(SHORT TASK): Retype the whole listing below, character for character.

[Stored data entries]

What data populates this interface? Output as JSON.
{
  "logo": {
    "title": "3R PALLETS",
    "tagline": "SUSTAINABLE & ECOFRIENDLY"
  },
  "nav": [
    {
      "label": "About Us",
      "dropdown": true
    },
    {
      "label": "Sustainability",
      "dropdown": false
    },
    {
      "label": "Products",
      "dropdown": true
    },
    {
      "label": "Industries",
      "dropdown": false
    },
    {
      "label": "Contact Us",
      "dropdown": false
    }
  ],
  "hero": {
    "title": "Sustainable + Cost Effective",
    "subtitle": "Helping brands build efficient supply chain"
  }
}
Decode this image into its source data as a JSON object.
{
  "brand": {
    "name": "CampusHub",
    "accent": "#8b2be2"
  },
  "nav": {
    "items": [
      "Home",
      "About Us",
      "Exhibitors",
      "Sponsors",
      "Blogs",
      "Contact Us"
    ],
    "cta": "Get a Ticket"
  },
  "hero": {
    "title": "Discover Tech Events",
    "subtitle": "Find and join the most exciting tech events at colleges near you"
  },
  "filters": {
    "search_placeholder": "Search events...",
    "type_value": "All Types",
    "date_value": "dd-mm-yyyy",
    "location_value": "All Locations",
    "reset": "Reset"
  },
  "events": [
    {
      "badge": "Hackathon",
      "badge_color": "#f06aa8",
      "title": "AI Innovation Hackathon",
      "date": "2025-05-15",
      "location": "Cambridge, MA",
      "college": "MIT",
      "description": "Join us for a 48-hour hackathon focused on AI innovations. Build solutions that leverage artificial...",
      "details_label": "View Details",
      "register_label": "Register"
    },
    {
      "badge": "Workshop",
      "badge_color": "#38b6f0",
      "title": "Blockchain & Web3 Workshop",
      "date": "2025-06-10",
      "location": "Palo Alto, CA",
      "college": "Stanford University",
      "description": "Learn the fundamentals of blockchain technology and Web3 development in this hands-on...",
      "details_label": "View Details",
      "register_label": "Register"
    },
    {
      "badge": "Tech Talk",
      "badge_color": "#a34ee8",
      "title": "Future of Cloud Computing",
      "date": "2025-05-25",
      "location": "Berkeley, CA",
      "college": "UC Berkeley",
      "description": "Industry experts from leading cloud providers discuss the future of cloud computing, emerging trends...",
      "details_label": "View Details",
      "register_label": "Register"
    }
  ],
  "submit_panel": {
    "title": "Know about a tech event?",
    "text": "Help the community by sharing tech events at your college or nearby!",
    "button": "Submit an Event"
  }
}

(FINISHED EXERCISE):
What data populates this interface? Output as JSON.
{
  "logo": {
    "title": "3R PALLETS",
    "tagline": "SUSTAINABLE & ECOFRIENDLY"
  },
  "nav": [
    {
      "label": "About Us",
      "dropdown": true
    },
    {
      "label": "Sustainability",
      "dropdown": false
    },
    {
      "label": "Products",
      "dropdown": true
    },
    {
      "label": "Industries",
      "dropdown": false
    },
    {
      "label": "Contact Us",
      "dropdown": false
    }
  ],
  "hero": {
    "title": "Sustainable + Cost Effective",
    "subtitle": "Helping brands build efficient supply chain"
  }
}
Decode this image into its source data as a JSON object.
{
  "brand": {
    "name": "CampusHub",
    "accent": "#8b2be2"
  },
  "nav": {
    "items": [
      "Home",
      "About Us",
      "Exhibitors",
      "Sponsors",
      "Blogs",
      "Contact Us"
    ],
    "cta": "Get a Ticket"
  },
  "hero": {
    "title": "Discover Tech Events",
    "subtitle": "Find and join the most exciting tech events at colleges near you"
  },
  "filters": {
    "search_placeholder": "Search events...",
    "type_value": "All Types",
    "date_value": "dd-mm-yyyy",
    "location_value": "All Locations",
    "reset": "Reset"
  },
  "events": [
    {
      "badge": "Hackathon",
      "badge_color": "#f06aa8",
      "title": "AI Innovation Hackathon",
      "date": "2025-05-15",
      "location": "Cambridge, MA",
      "college": "MIT",
      "description": "Join us for a 48-hour hackathon focused on AI innovations. Build solutions that leverage artificial...",
      "details_label": "View Details",
      "register_label": "Register"
    },
    {
      "badge": "Workshop",
      "badge_color": "#38b6f0",
      "title": "Blockchain & Web3 Workshop",
      "date": "2025-06-10",
      "location": "Palo Alto, CA",
      "college": "Stanford University",
      "description": "Learn the fundamentals of blockchain technology and Web3 development in this hands-on...",
      "details_label": "View Details",
      "register_label": "Register"
    },
    {
      "badge": "Tech Talk",
      "badge_color": "#a34ee8",
      "title": "Future of Cloud Computing",
      "date": "2025-05-25",
      "location": "Berkeley, CA",
      "college": "UC Berkeley",
      "description": "Industry experts from leading cloud providers discuss the future of cloud computing, emerging trends...",
      "details_label": "View Details",
      "register_label": "Register"
    }
  ],
  "submit_panel": {
    "title": "Know about a tech event?",
    "text": "Help the community by sharing tech events at your college or nearby!",
    "button": "Submit an Event"
  }
}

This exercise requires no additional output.